◆ **TASK DESCRIPTION**
Print every entry word for word, but omit the pictures.

◆ **STORED DATA**
-- BEGIN --
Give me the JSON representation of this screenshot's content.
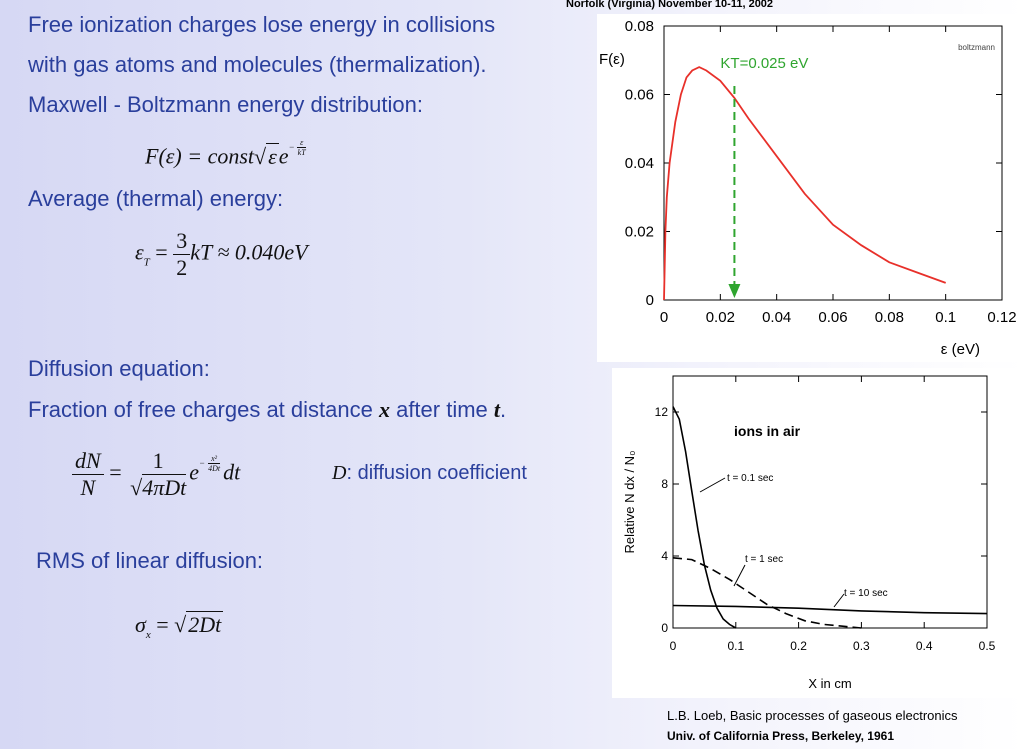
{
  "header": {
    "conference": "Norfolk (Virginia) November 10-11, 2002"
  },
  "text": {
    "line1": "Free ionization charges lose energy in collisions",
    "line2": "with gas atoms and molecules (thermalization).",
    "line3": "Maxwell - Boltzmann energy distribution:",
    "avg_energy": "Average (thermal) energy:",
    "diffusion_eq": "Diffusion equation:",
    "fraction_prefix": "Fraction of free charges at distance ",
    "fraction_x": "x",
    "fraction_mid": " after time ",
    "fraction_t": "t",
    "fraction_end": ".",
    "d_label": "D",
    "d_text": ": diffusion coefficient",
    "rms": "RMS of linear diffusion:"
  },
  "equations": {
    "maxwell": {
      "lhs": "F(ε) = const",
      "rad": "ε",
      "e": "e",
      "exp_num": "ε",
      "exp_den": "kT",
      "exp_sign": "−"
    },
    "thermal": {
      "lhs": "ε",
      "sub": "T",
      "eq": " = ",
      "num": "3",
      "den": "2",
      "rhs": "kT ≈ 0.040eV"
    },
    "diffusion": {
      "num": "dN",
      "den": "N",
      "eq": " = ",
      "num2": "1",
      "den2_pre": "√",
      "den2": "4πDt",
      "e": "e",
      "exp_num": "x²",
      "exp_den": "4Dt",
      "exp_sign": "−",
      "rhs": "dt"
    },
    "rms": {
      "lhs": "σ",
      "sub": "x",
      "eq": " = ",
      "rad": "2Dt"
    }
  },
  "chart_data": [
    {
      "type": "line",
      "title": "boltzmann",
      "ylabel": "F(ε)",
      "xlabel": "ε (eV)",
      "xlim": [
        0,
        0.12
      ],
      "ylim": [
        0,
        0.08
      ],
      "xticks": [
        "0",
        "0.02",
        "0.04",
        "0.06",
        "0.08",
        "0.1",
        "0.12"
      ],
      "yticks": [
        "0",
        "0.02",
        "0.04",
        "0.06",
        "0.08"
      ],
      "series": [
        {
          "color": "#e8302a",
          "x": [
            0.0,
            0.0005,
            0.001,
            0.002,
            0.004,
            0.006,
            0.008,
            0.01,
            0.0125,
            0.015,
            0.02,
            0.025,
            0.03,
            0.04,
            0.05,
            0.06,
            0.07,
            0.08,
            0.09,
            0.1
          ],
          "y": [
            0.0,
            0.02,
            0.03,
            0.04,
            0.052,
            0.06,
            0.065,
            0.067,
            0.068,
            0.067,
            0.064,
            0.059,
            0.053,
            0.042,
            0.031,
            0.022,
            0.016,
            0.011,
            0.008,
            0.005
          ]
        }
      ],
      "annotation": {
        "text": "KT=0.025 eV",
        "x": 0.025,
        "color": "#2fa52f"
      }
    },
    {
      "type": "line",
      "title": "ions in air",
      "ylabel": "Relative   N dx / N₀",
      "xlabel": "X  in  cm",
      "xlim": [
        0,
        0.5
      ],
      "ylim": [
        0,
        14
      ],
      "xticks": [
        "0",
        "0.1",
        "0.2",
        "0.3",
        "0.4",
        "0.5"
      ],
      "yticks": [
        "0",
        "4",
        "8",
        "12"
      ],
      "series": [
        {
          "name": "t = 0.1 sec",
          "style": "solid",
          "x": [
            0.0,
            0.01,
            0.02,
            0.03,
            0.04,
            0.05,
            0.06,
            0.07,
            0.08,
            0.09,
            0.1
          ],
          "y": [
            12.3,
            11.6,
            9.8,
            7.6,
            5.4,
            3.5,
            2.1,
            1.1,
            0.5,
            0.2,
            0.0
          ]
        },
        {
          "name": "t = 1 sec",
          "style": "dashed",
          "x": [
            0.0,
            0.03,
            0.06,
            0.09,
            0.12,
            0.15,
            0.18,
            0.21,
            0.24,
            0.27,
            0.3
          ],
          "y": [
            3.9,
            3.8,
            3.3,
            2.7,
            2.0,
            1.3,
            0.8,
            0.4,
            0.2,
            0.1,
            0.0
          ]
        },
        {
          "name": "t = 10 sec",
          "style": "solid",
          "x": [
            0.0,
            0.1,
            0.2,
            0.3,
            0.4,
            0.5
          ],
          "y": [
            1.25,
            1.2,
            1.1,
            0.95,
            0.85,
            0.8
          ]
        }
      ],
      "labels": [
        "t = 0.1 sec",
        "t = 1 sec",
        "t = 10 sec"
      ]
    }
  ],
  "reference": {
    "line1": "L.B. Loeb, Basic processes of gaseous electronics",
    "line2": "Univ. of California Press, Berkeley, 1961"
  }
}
-- END --
◆ **ANSWER TO THIS TASK**
Give me the JSON representation of this screenshot's content.
{
  "header": {
    "conference": "Norfolk (Virginia) November 10-11, 2002"
  },
  "text": {
    "line1": "Free ionization charges lose energy in collisions",
    "line2": "with gas atoms and molecules (thermalization).",
    "line3": "Maxwell - Boltzmann energy distribution:",
    "avg_energy": "Average (thermal) energy:",
    "diffusion_eq": "Diffusion equation:",
    "fraction_prefix": "Fraction of free charges at distance ",
    "fraction_x": "x",
    "fraction_mid": " after time ",
    "fraction_t": "t",
    "fraction_end": ".",
    "d_label": "D",
    "d_text": ": diffusion coefficient",
    "rms": "RMS of linear diffusion:"
  },
  "equations": {
    "maxwell": {
      "lhs": "F(ε) = const",
      "rad": "ε",
      "e": "e",
      "exp_num": "ε",
      "exp_den": "kT",
      "exp_sign": "−"
    },
    "thermal": {
      "lhs": "ε",
      "sub": "T",
      "eq": " = ",
      "num": "3",
      "den": "2",
      "rhs": "kT ≈ 0.040eV"
    },
    "diffusion": {
      "num": "dN",
      "den": "N",
      "eq": " = ",
      "num2": "1",
      "den2_pre": "√",
      "den2": "4πDt",
      "e": "e",
      "exp_num": "x²",
      "exp_den": "4Dt",
      "exp_sign": "−",
      "rhs": "dt"
    },
    "rms": {
      "lhs": "σ",
      "sub": "x",
      "eq": " = ",
      "rad": "2Dt"
    }
  },
  "chart_data": [
    {
      "type": "line",
      "title": "boltzmann",
      "ylabel": "F(ε)",
      "xlabel": "ε (eV)",
      "xlim": [
        0,
        0.12
      ],
      "ylim": [
        0,
        0.08
      ],
      "xticks": [
        "0",
        "0.02",
        "0.04",
        "0.06",
        "0.08",
        "0.1",
        "0.12"
      ],
      "yticks": [
        "0",
        "0.02",
        "0.04",
        "0.06",
        "0.08"
      ],
      "series": [
        {
          "color": "#e8302a",
          "x": [
            0.0,
            0.0005,
            0.001,
            0.002,
            0.004,
            0.006,
            0.008,
            0.01,
            0.0125,
            0.015,
            0.02,
            0.025,
            0.03,
            0.04,
            0.05,
            0.06,
            0.07,
            0.08,
            0.09,
            0.1
          ],
          "y": [
            0.0,
            0.02,
            0.03,
            0.04,
            0.052,
            0.06,
            0.065,
            0.067,
            0.068,
            0.067,
            0.064,
            0.059,
            0.053,
            0.042,
            0.031,
            0.022,
            0.016,
            0.011,
            0.008,
            0.005
          ]
        }
      ],
      "annotation": {
        "text": "KT=0.025 eV",
        "x": 0.025,
        "color": "#2fa52f"
      }
    },
    {
      "type": "line",
      "title": "ions in air",
      "ylabel": "Relative   N dx / N₀",
      "xlabel": "X  in  cm",
      "xlim": [
        0,
        0.5
      ],
      "ylim": [
        0,
        14
      ],
      "xticks": [
        "0",
        "0.1",
        "0.2",
        "0.3",
        "0.4",
        "0.5"
      ],
      "yticks": [
        "0",
        "4",
        "8",
        "12"
      ],
      "series": [
        {
          "name": "t = 0.1 sec",
          "style": "solid",
          "x": [
            0.0,
            0.01,
            0.02,
            0.03,
            0.04,
            0.05,
            0.06,
            0.07,
            0.08,
            0.09,
            0.1
          ],
          "y": [
            12.3,
            11.6,
            9.8,
            7.6,
            5.4,
            3.5,
            2.1,
            1.1,
            0.5,
            0.2,
            0.0
          ]
        },
        {
          "name": "t = 1 sec",
          "style": "dashed",
          "x": [
            0.0,
            0.03,
            0.06,
            0.09,
            0.12,
            0.15,
            0.18,
            0.21,
            0.24,
            0.27,
            0.3
          ],
          "y": [
            3.9,
            3.8,
            3.3,
            2.7,
            2.0,
            1.3,
            0.8,
            0.4,
            0.2,
            0.1,
            0.0
          ]
        },
        {
          "name": "t = 10 sec",
          "style": "solid",
          "x": [
            0.0,
            0.1,
            0.2,
            0.3,
            0.4,
            0.5
          ],
          "y": [
            1.25,
            1.2,
            1.1,
            0.95,
            0.85,
            0.8
          ]
        }
      ],
      "labels": [
        "t = 0.1 sec",
        "t = 1 sec",
        "t = 10 sec"
      ]
    }
  ],
  "reference": {
    "line1": "L.B. Loeb, Basic processes of gaseous electronics",
    "line2": "Univ. of California Press, Berkeley, 1961"
  }
}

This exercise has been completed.